— Problem —
Please transcribe the data verbatim, starting at the line containing "recibos-ch3-row: Recibos Ch/3.: $" and ending at the line containing "tarjetas-button[interactable]: Tarjetas... [280, 768, 354, 790]".
------ Stored data
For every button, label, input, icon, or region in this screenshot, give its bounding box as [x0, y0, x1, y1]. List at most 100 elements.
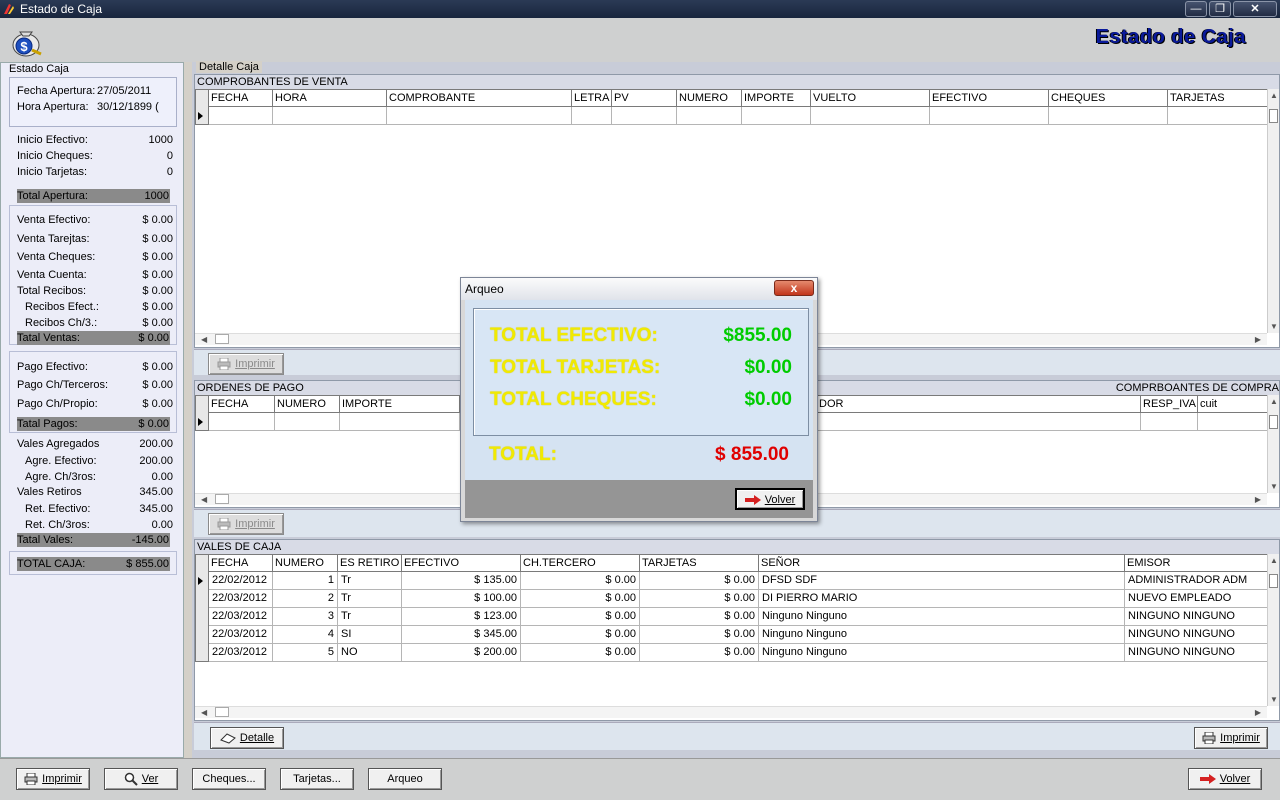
recibos-ch3-row: Recibos Ch/3.: $ 0.00 [25, 317, 173, 329]
detalle-button[interactable]: Detalle [210, 727, 284, 749]
maximize-button[interactable]: ❐ [1209, 1, 1231, 17]
magnifier-icon [124, 772, 138, 786]
vales-grid-section: VALES DE CAJA FECHA NUMERO ES RETIRO EFE… [194, 539, 1280, 721]
table-cell: Tr [338, 608, 402, 626]
vales-imprimir-button[interactable]: Imprimir [1194, 727, 1268, 749]
vales-vscroll[interactable]: ▲ ▼ [1267, 554, 1279, 706]
table-cell: 22/03/2012 [209, 608, 273, 626]
scroll-left-icon[interactable]: ◀ [201, 335, 207, 344]
header-title: Estado de Caja [1095, 26, 1246, 48]
vales-hscroll[interactable]: ◀ ▶ [195, 706, 1267, 718]
table-cell: $ 0.00 [521, 572, 640, 590]
table-cell: NINGUNO NINGUNO [1125, 608, 1269, 626]
printer-icon [217, 518, 231, 531]
arqueo-button[interactable]: Arqueo [368, 768, 442, 790]
venta-cheques-row: Venta Cheques: $ 0.00 [17, 251, 173, 263]
fecha-apertura-row: Fecha Apertura: 27/05/2011 [17, 85, 152, 97]
table-cell: $ 200.00 [402, 644, 521, 662]
table-row[interactable]: 22/03/2012 5 NO $ 200.00 $ 0.00 $ 0.00 Ninguno… [195, 644, 1279, 662]
close-icon: x [790, 281, 798, 295]
scroll-down-icon[interactable]: ▼ [1270, 322, 1278, 331]
table-cell: ADMINISTRADOR ADM [1125, 572, 1269, 590]
app-icon [4, 4, 14, 14]
ordenes-vscroll[interactable]: ▲ ▼ [1267, 395, 1279, 493]
table-cell: NO [338, 644, 402, 662]
volver-button[interactable]: Volver [1188, 768, 1262, 790]
eraser-icon [219, 733, 236, 744]
restore-icon: ❐ [1215, 3, 1225, 15]
agre-ch3ros-row: Agre. Ch/3ros: 0.00 [25, 471, 173, 483]
pago-ch-propio-row: Pago Ch/Propio: $ 0.00 [17, 398, 173, 410]
table-row[interactable]: 22/02/2012 1 Tr $ 135.00 $ 0.00 $ 0.00 DFSD SD… [195, 572, 1279, 590]
money-bag-icon: $ [12, 31, 42, 57]
total-cheques-label: TOTAL CHEQUES: [490, 389, 657, 410]
ventas-new-row[interactable] [195, 107, 1279, 125]
tarjetas-button[interactable]: Tarjetas... [280, 768, 354, 790]
table-row[interactable]: 22/03/2012 3 Tr $ 123.00 $ 0.00 $ 0.00 Ninguno… [195, 608, 1279, 626]
scroll-down-icon[interactable]: ▼ [1270, 482, 1278, 491]
current-row-icon [198, 577, 203, 585]
table-row[interactable]: 22/03/2012 2 Tr $ 100.00 $ 0.00 $ 0.00 DI PIER… [195, 590, 1279, 608]
compras-title: COMPRBOANTES DE COMPRA [1115, 382, 1279, 394]
vales-agregados-row: Vales Agregados 200.00 [17, 438, 173, 450]
total-recibos-row: Total Recibos: $ 0.00 [17, 285, 173, 297]
table-cell: 4 [273, 626, 338, 644]
ventas-vscroll[interactable]: ▲ ▼ [1267, 89, 1279, 333]
printer-icon [1202, 732, 1216, 745]
total-vales-row: Tatal Vales: -145.00 [17, 533, 170, 547]
scroll-up-icon[interactable]: ▲ [1270, 397, 1278, 406]
table-cell: $ 0.00 [640, 572, 759, 590]
scroll-right-icon[interactable]: ▶ [1255, 708, 1261, 717]
total-tarjetas-value: $0.00 [744, 357, 792, 378]
current-row-icon [198, 418, 203, 426]
total-tarjetas-label: TOTAL TARJETAS: [490, 357, 661, 378]
table-cell: DI PIERRO MARIO [759, 590, 1125, 608]
scroll-left-icon[interactable]: ◀ [201, 495, 207, 504]
hora-apertura-row: Hora Apertura: 30/12/1899 ( [17, 101, 159, 113]
inicio-cheques-row: Inicio Cheques: 0 [17, 150, 173, 162]
table-cell: $ 0.00 [640, 644, 759, 662]
recibos-efect-row: Recibos Efect.: $ 0.00 [25, 301, 173, 313]
cheques-button[interactable]: Cheques... [192, 768, 266, 790]
scroll-down-icon[interactable]: ▼ [1270, 695, 1278, 704]
table-cell: $ 0.00 [521, 590, 640, 608]
table-cell: Ninguno Ninguno [759, 608, 1125, 626]
table-cell: 22/03/2012 [209, 626, 273, 644]
ordenes-imprimir-button[interactable]: Imprimir [208, 513, 284, 535]
ver-button[interactable]: Ver [104, 768, 178, 790]
ventas-header: FECHA HORA COMPROBANTE LETRA PV NUMERO I… [195, 89, 1279, 107]
inicio-tarjetas-row: Inicio Tarjetas: 0 [17, 166, 173, 178]
vales-title: VALES DE CAJA [195, 540, 1279, 554]
printer-icon [24, 773, 38, 786]
table-cell: $ 0.00 [521, 626, 640, 644]
total-pagos-row: Tatal Pagos: $ 0.00 [17, 417, 170, 431]
window-titlebar: Estado de Caja — ❐ ✕ [0, 0, 1280, 18]
scroll-left-icon[interactable]: ◀ [201, 708, 207, 717]
table-cell: 1 [273, 572, 338, 590]
scroll-right-icon[interactable]: ▶ [1255, 335, 1261, 344]
header: $ Estado de Caja [0, 18, 1280, 62]
dialog-volver-button[interactable]: Volver [735, 488, 805, 510]
scroll-up-icon[interactable]: ▲ [1270, 556, 1278, 565]
table-cell: $ 0.00 [521, 644, 640, 662]
arrow-right-icon [1199, 774, 1216, 785]
agre-efectivo-row: Agre. Efectivo: 200.00 [25, 455, 173, 467]
scroll-right-icon[interactable]: ▶ [1255, 495, 1261, 504]
table-cell: $ 135.00 [402, 572, 521, 590]
table-cell: 2 [273, 590, 338, 608]
scroll-up-icon[interactable]: ▲ [1270, 91, 1278, 100]
table-cell: 22/02/2012 [209, 572, 273, 590]
table-cell: SI [338, 626, 402, 644]
ret-efectivo-row: Ret. Efectivo: 345.00 [25, 503, 173, 515]
table-cell: $ 0.00 [640, 626, 759, 644]
ventas-imprimir-button[interactable]: Imprimir [208, 353, 284, 375]
close-button[interactable]: ✕ [1233, 1, 1277, 17]
table-cell: 5 [273, 644, 338, 662]
table-row[interactable]: 22/03/2012 4 SI $ 345.00 $ 0.00 $ 0.00 Ninguno… [195, 626, 1279, 644]
panel-caption: Estado Caja [7, 63, 71, 75]
dialog-close-button[interactable]: x [774, 280, 814, 296]
imprimir-button[interactable]: Imprimir [16, 768, 90, 790]
minimize-button[interactable]: — [1185, 1, 1207, 17]
total-caja-row: TOTAL CAJA: $ 855.00 [17, 557, 170, 571]
vales-toolbar: Detalle Imprimir [194, 722, 1280, 750]
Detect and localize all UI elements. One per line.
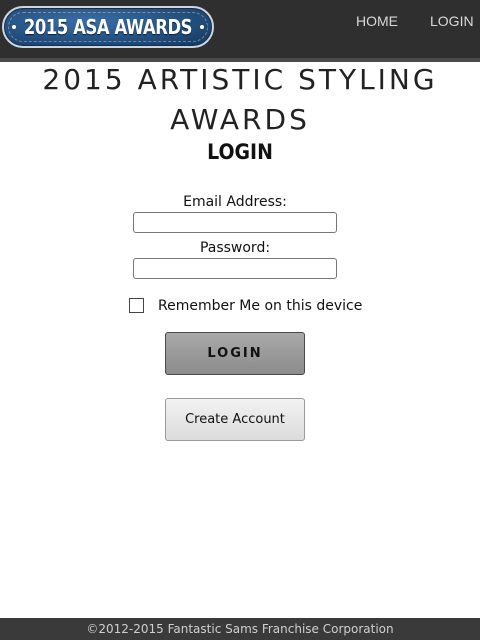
page-title: 2015 ARTISTIC STYLING AWARDS — [42, 63, 438, 136]
copyright-text: ©2012-2015 Fantastic Sams Franchise Corp… — [86, 622, 394, 636]
logo-rivet-icon — [12, 25, 16, 29]
site-footer: ©2012-2015 Fantastic Sams Franchise Corp… — [0, 618, 480, 640]
email-label: Email Address: — [183, 194, 287, 210]
logo-rivet-icon — [200, 25, 204, 29]
nav-login-link[interactable]: LOGIN — [430, 13, 474, 29]
remember-me-checkbox[interactable] — [129, 298, 144, 313]
site-header: 2015 ASA AWARDS HOME LOGIN — [0, 0, 480, 62]
login-heading: LOGIN — [207, 140, 273, 164]
password-input[interactable] — [133, 258, 337, 279]
create-account-button[interactable]: Create Account — [165, 398, 305, 441]
asa-awards-logo[interactable]: 2015 ASA AWARDS — [2, 6, 214, 48]
email-input[interactable] — [133, 212, 337, 233]
nav-home-link[interactable]: HOME — [356, 13, 398, 29]
login-button[interactable]: LOGIN — [165, 332, 305, 375]
password-label: Password: — [199, 240, 271, 256]
remember-me-label[interactable]: Remember Me on this device — [158, 298, 362, 314]
logo-text: 2015 ASA AWARDS — [23, 15, 193, 39]
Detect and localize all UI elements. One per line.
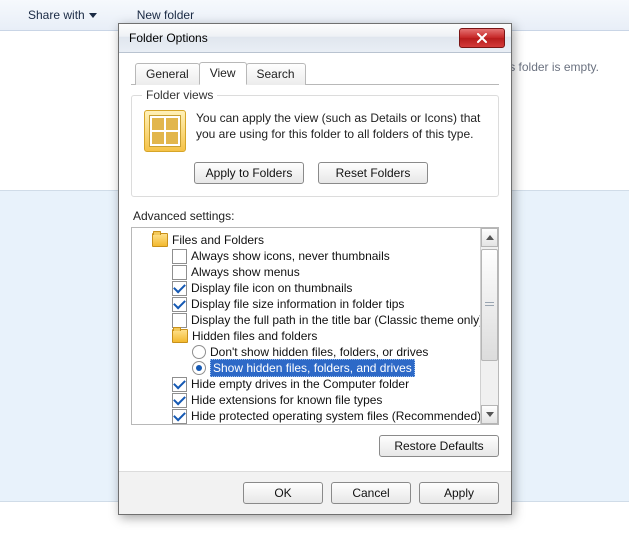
tab-view[interactable]: View: [199, 62, 247, 85]
tree-item-label: Always show icons, never thumbnails: [191, 248, 390, 264]
titlebar[interactable]: Folder Options: [119, 24, 511, 53]
scroll-thumb[interactable]: [481, 249, 498, 361]
tree-item-label: Hide protected operating system files (R…: [191, 408, 480, 424]
tree-group-label: Hidden files and folders: [192, 328, 317, 344]
tab-label: Search: [257, 67, 295, 81]
tree-item[interactable]: Hide empty drives in the Computer folder: [138, 376, 478, 392]
toolbar-share-with[interactable]: Share with: [28, 8, 97, 22]
close-icon: [476, 33, 488, 43]
tab-general[interactable]: General: [135, 63, 200, 85]
toolbar-label: New folder: [137, 8, 194, 22]
folder-icon: [152, 233, 168, 247]
reset-folders-button[interactable]: Reset Folders: [318, 162, 428, 184]
dialog-client: General View Search Folder views You can…: [119, 53, 511, 514]
scroll-down-button[interactable]: [481, 405, 498, 424]
restore-defaults-button[interactable]: Restore Defaults: [379, 435, 499, 457]
tree-item-label: Display file icon on thumbnails: [191, 280, 352, 296]
checkbox[interactable]: [172, 281, 187, 296]
group-label: Folder views: [142, 88, 217, 102]
checkbox[interactable]: [172, 249, 187, 264]
folder-views-group: Folder views You can apply the view (suc…: [131, 95, 499, 197]
cancel-button[interactable]: Cancel: [331, 482, 411, 504]
tree-radio-item[interactable]: Show hidden files, folders, and drives: [138, 360, 478, 376]
checkbox[interactable]: [172, 409, 187, 424]
scroll-up-button[interactable]: [481, 228, 498, 247]
folder-views-description: You can apply the view (such as Details …: [196, 110, 486, 152]
toolbar-label: Share with: [28, 8, 85, 22]
folder-views-icon: [144, 110, 186, 152]
checkbox[interactable]: [172, 393, 187, 408]
tab-strip: General View Search: [131, 61, 499, 85]
radio[interactable]: [192, 345, 206, 359]
tree-item-label: Always show menus: [191, 264, 300, 280]
toolbar-new-folder[interactable]: New folder: [137, 8, 194, 22]
tree-content[interactable]: Files and Folders Always show icons, nev…: [132, 228, 480, 424]
chevron-down-icon: [486, 412, 494, 417]
tree-item[interactable]: Display file size information in folder …: [138, 296, 478, 312]
apply-to-folders-button[interactable]: Apply to Folders: [194, 162, 304, 184]
tree-item-label: Hide extensions for known file types: [191, 392, 382, 408]
apply-button[interactable]: Apply: [419, 482, 499, 504]
folder-options-dialog: Folder Options General View Search Folde…: [118, 23, 512, 515]
scrollbar[interactable]: [480, 228, 498, 424]
chevron-down-icon: [89, 13, 97, 18]
tree-root[interactable]: Files and Folders: [138, 232, 478, 248]
scroll-track[interactable]: [481, 247, 498, 405]
checkbox[interactable]: [172, 297, 187, 312]
tree-item[interactable]: Display the full path in the title bar (…: [138, 312, 478, 328]
tab-label: View: [210, 66, 236, 80]
tab-search[interactable]: Search: [246, 63, 306, 85]
radio[interactable]: [192, 361, 206, 375]
tab-label: General: [146, 67, 189, 81]
tree-item[interactable]: Display file icon on thumbnails: [138, 280, 478, 296]
tree-item[interactable]: Hide extensions for known file types: [138, 392, 478, 408]
tree-item[interactable]: Hide protected operating system files (R…: [138, 408, 478, 424]
tree-item-label: Hide empty drives in the Computer folder: [191, 376, 409, 392]
checkbox[interactable]: [172, 265, 187, 280]
tree-radio-item[interactable]: Don't show hidden files, folders, or dri…: [138, 344, 478, 360]
tree-hidden-group[interactable]: Hidden files and folders: [138, 328, 478, 344]
advanced-settings-label: Advanced settings:: [133, 209, 499, 223]
tree-root-label: Files and Folders: [172, 232, 264, 248]
tree-item-label: Show hidden files, folders, and drives: [210, 359, 415, 377]
tree-item[interactable]: Always show icons, never thumbnails: [138, 248, 478, 264]
tree-item[interactable]: Always show menus: [138, 264, 478, 280]
tree-item-label: Display the full path in the title bar (…: [191, 312, 480, 328]
tree-item-label: Display file size information in folder …: [191, 296, 404, 312]
dialog-button-row: OK Cancel Apply: [119, 471, 511, 514]
checkbox[interactable]: [172, 377, 187, 392]
checkbox[interactable]: [172, 313, 187, 328]
advanced-settings-tree: Files and Folders Always show icons, nev…: [131, 227, 499, 425]
tree-item-label: Don't show hidden files, folders, or dri…: [210, 344, 428, 360]
dialog-title: Folder Options: [129, 31, 208, 45]
folder-icon: [172, 329, 188, 343]
chevron-up-icon: [486, 235, 494, 240]
close-button[interactable]: [459, 28, 505, 48]
ok-button[interactable]: OK: [243, 482, 323, 504]
empty-folder-hint: s folder is empty.: [509, 60, 599, 74]
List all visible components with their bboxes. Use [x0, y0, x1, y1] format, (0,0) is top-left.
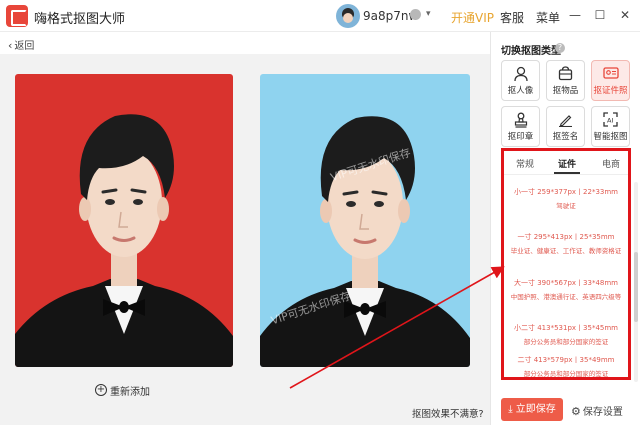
------------
— Task response —
recibos-ch3-row: Recibos Ch/3.: $ 0.00 [25, 317, 173, 329]
detalle-button[interactable]: Detalle [210, 727, 284, 749]
maximize-button[interactable]: ❐ [1209, 1, 1231, 17]
magnifier-icon [124, 772, 138, 786]
vales-grid-section: VALES DE CAJA FECHA NUMERO ES RETIRO EFE… [194, 539, 1280, 721]
table-cell: Tr [338, 608, 402, 626]
vales-imprimir-button[interactable]: Imprimir [1194, 727, 1268, 749]
vales-vscroll[interactable]: ▲ ▼ [1267, 554, 1279, 706]
table-cell: 22/03/2012 [209, 608, 273, 626]
scroll-left-icon[interactable]: ◀ [201, 335, 207, 344]
header-title: Estado de Caja [1095, 26, 1246, 48]
vales-hscroll[interactable]: ◀ ▶ [195, 706, 1267, 718]
table-cell: $ 0.00 [521, 572, 640, 590]
table-cell: NINGUNO NINGUNO [1125, 608, 1269, 626]
printer-icon [217, 518, 231, 531]
arqueo-button[interactable]: Arqueo [368, 768, 442, 790]
venta-cheques-row: Venta Cheques: $ 0.00 [17, 251, 173, 263]
fecha-apertura-row: Fecha Apertura: 27/05/2011 [17, 85, 152, 97]
table-cell: $ 200.00 [402, 644, 521, 662]
table-row[interactable]: 22/03/2012 5 NO $ 200.00 $ 0.00 $ 0.00 Ninguno… [195, 644, 1279, 662]
close-icon: x [790, 281, 798, 295]
scroll-down-icon[interactable]: ▼ [1270, 322, 1278, 331]
table-cell: ADMINISTRADOR ADM [1125, 572, 1269, 590]
app-icon [4, 4, 14, 14]
ordenes-vscroll[interactable]: ▲ ▼ [1267, 395, 1279, 493]
table-cell: NO [338, 644, 402, 662]
volver-button[interactable]: Volver [1188, 768, 1262, 790]
eraser-icon [219, 733, 236, 744]
restore-icon: ❐ [1215, 3, 1225, 15]
agre-ch3ros-row: Agre. Ch/3ros: 0.00 [25, 471, 173, 483]
pago-ch-propio-row: Pago Ch/Propio: $ 0.00 [17, 398, 173, 410]
table-row[interactable]: 22/02/2012 1 Tr $ 135.00 $ 0.00 $ 0.00 DFSD SD… [195, 572, 1279, 590]
money-bag-icon: $ [12, 31, 42, 57]
total-cheques-label: TOTAL CHEQUES: [490, 389, 657, 410]
ventas-new-row[interactable] [195, 107, 1279, 125]
tarjetas-button[interactable]: Tarjetas... [280, 768, 354, 790]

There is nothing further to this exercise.